[Stored entries]
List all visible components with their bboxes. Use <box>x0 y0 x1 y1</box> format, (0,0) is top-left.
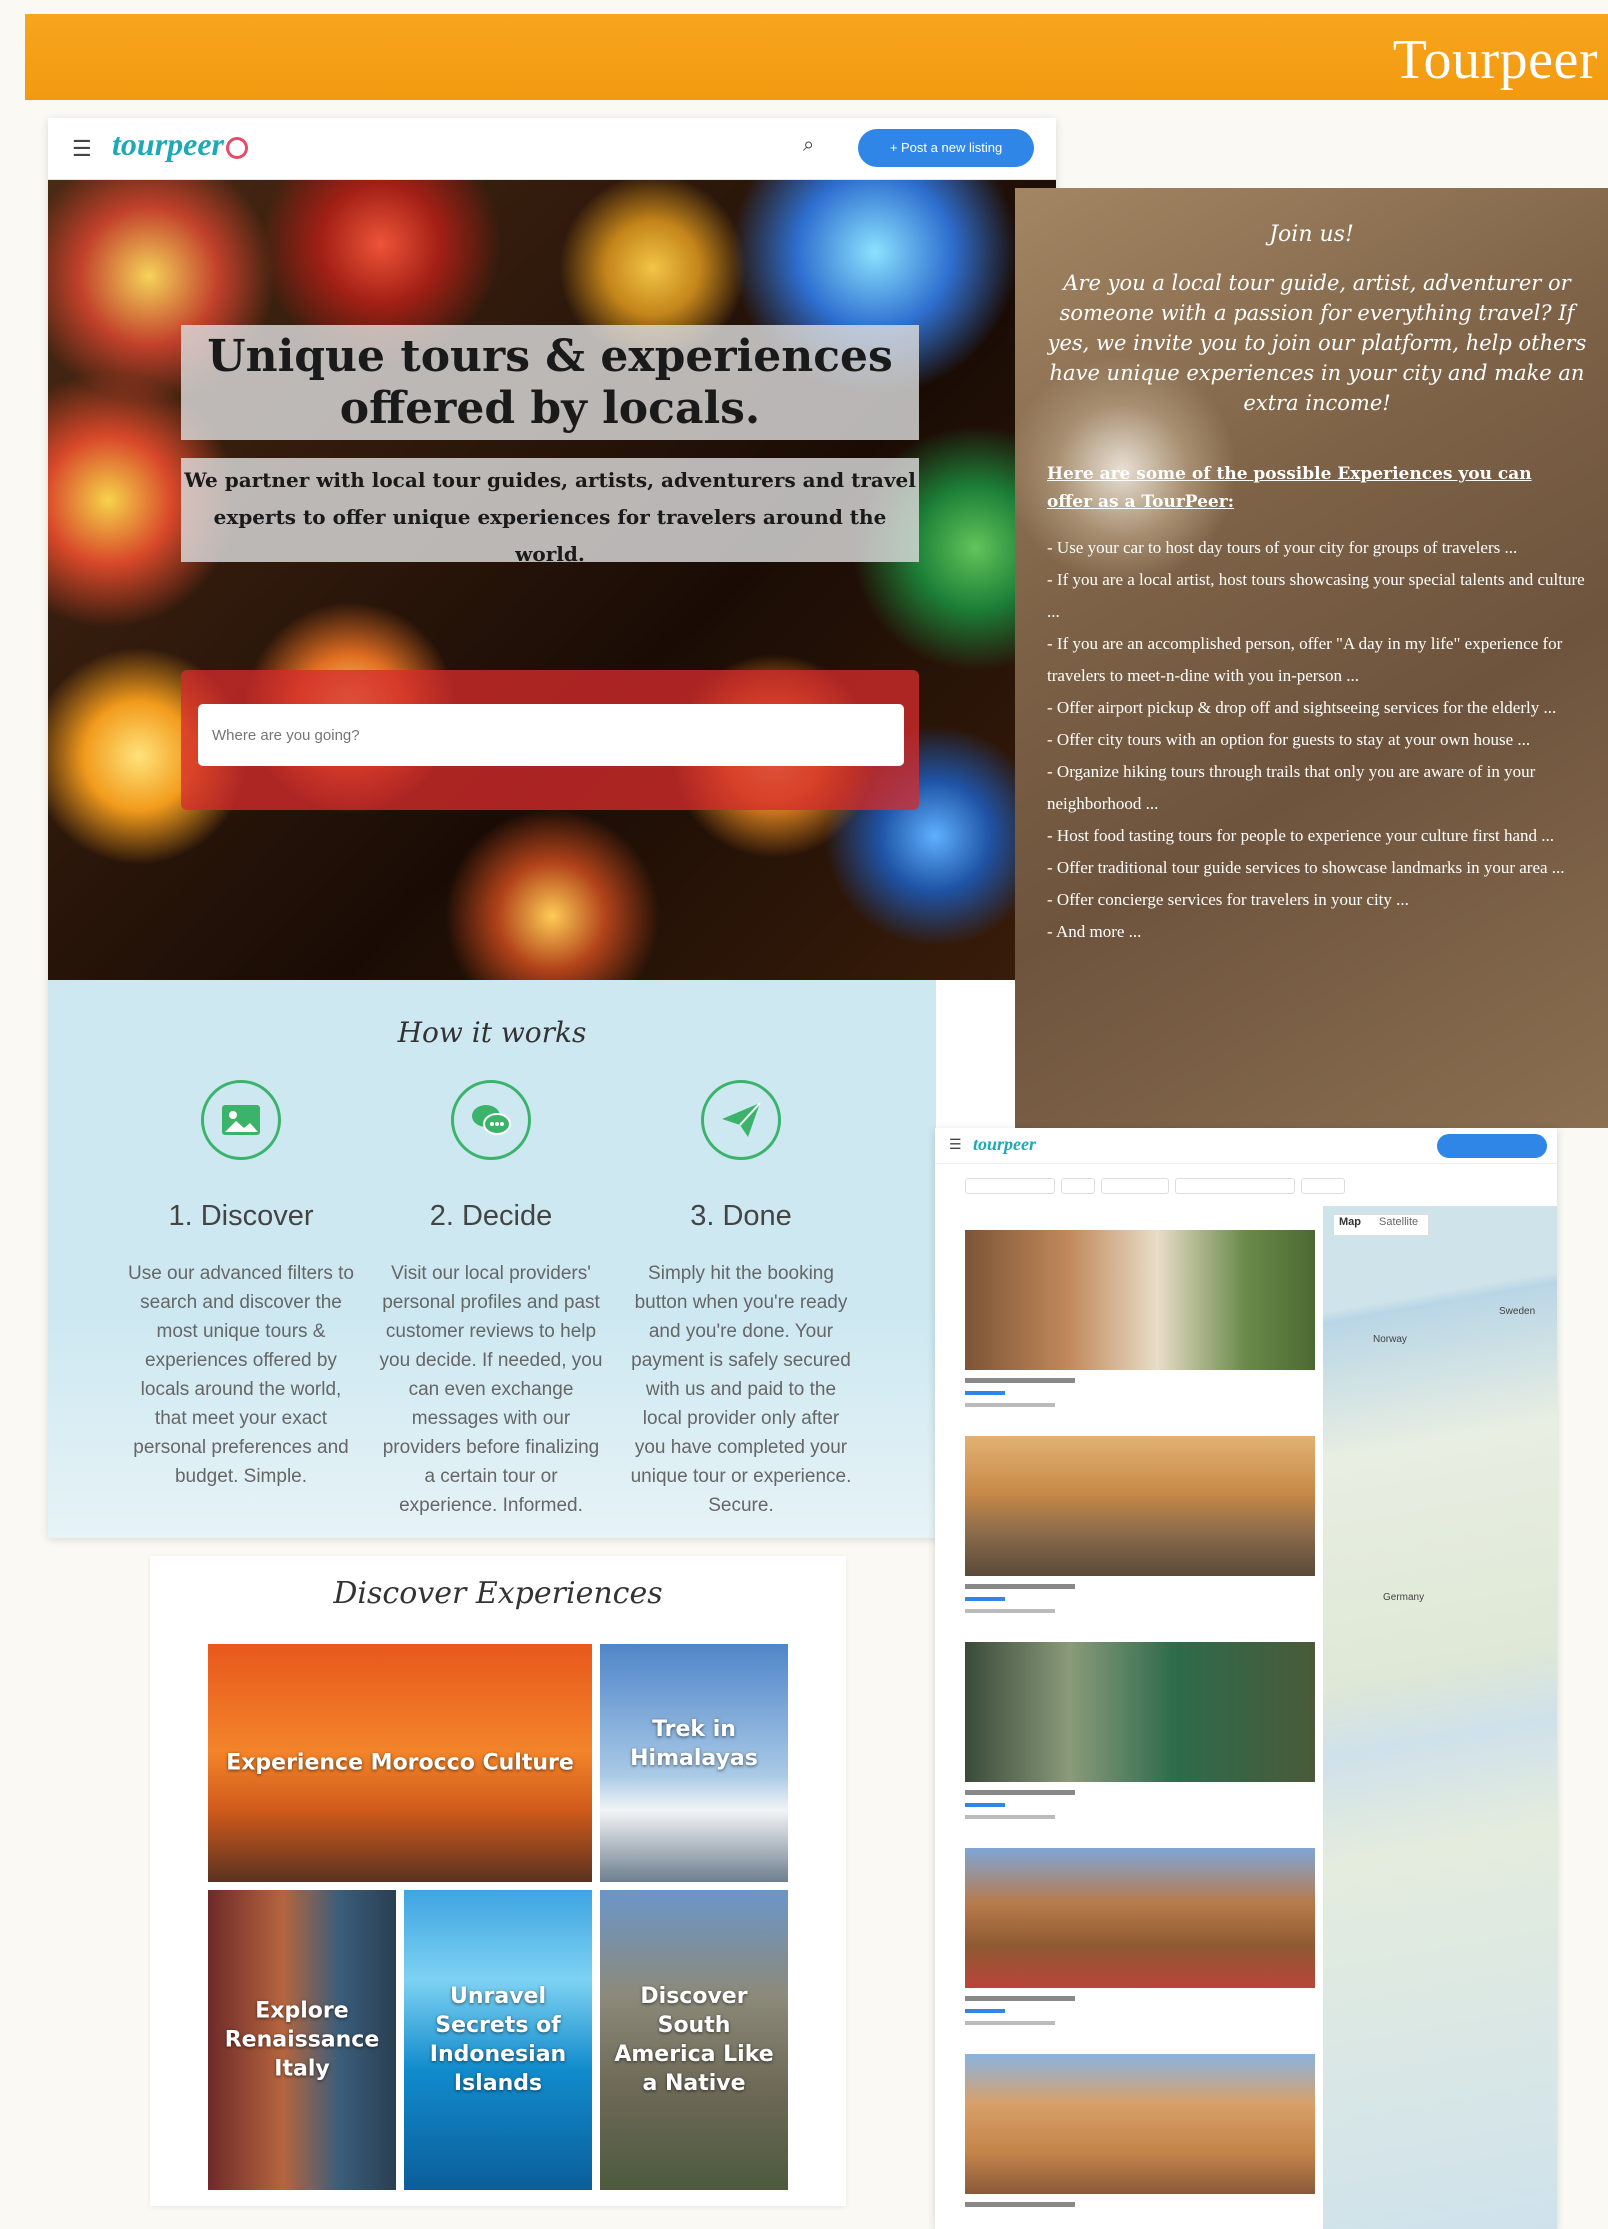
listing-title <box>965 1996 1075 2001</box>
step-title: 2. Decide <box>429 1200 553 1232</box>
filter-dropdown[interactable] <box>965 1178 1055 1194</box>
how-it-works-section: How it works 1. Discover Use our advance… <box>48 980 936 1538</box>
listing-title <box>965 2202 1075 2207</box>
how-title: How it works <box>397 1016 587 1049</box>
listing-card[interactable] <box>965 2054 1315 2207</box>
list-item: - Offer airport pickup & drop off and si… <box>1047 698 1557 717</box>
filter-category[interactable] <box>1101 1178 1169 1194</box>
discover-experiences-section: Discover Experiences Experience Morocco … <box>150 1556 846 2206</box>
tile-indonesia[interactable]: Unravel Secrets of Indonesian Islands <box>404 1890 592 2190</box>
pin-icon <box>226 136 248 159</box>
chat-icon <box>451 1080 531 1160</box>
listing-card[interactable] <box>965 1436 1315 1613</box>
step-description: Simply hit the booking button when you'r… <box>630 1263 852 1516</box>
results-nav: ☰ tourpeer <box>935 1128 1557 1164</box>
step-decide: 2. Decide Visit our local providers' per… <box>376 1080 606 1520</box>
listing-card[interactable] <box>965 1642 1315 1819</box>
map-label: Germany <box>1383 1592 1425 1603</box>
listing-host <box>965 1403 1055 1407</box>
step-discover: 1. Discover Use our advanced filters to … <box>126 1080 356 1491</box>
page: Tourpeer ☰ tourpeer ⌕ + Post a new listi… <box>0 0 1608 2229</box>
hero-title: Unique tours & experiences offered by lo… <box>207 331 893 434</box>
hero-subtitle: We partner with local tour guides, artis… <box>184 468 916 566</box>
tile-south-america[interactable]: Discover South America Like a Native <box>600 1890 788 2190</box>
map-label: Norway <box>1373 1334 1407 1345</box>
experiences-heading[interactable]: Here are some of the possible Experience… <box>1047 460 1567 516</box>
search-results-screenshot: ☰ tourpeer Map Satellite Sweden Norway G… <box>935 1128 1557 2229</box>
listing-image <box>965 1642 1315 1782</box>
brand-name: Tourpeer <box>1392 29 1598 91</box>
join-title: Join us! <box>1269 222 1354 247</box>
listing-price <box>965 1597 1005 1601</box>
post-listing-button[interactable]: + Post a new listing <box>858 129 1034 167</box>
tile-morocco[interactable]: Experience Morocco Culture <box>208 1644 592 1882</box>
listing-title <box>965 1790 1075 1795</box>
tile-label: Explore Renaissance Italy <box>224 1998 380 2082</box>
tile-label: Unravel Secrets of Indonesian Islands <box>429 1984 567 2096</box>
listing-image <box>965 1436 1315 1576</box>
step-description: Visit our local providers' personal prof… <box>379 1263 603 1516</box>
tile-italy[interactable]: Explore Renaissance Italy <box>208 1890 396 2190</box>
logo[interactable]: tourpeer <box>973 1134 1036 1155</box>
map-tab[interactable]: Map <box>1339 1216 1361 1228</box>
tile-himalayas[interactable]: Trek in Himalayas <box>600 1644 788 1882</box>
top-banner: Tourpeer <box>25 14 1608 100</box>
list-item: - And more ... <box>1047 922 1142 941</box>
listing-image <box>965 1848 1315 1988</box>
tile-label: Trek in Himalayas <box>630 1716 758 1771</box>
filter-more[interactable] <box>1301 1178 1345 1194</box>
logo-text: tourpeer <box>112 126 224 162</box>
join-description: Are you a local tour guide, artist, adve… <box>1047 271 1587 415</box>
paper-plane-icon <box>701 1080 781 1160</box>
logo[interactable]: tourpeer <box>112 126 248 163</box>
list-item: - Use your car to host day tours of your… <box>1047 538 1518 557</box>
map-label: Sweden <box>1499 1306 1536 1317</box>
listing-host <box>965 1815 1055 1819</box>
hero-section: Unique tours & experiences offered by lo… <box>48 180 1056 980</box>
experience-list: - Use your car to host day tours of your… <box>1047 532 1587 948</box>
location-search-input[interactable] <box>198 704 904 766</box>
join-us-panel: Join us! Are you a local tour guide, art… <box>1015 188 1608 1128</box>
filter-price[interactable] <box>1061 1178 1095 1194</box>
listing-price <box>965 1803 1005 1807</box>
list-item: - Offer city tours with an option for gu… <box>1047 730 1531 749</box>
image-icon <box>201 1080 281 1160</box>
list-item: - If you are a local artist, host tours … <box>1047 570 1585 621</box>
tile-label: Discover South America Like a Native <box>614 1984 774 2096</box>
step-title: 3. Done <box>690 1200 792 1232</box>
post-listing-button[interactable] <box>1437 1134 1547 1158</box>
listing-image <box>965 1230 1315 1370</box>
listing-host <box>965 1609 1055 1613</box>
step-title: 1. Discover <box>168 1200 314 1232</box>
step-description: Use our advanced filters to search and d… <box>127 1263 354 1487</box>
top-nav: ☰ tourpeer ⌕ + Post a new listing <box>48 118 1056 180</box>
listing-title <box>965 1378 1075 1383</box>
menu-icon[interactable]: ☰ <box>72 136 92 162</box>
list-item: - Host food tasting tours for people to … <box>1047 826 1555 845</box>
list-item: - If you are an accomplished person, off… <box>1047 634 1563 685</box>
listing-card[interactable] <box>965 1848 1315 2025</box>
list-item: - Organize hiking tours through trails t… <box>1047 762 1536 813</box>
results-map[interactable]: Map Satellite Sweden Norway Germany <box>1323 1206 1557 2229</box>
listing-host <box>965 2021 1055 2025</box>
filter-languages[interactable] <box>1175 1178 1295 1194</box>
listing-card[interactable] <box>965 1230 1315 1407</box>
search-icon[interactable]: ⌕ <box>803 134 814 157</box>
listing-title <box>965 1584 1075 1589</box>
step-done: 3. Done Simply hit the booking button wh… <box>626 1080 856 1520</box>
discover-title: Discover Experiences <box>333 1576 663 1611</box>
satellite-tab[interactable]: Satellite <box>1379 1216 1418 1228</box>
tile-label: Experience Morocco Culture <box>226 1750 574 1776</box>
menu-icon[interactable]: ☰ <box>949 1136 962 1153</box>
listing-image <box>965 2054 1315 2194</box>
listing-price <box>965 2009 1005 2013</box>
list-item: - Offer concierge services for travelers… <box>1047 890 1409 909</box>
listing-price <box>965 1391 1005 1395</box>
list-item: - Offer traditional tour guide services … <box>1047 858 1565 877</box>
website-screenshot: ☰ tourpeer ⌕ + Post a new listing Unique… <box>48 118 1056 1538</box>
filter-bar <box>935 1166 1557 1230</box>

What you should do: Collect every line from the entries above that contains the string "Norway". Case counts.

Correct response:
map-label: Norway <box>1373 1334 1407 1345</box>
search-results-screenshot: ☰ tourpeer Map Satellite Sweden Norway G… <box>935 1128 1557 2229</box>
results-map[interactable]: Map Satellite Sweden Norway Germany <box>1323 1206 1557 2229</box>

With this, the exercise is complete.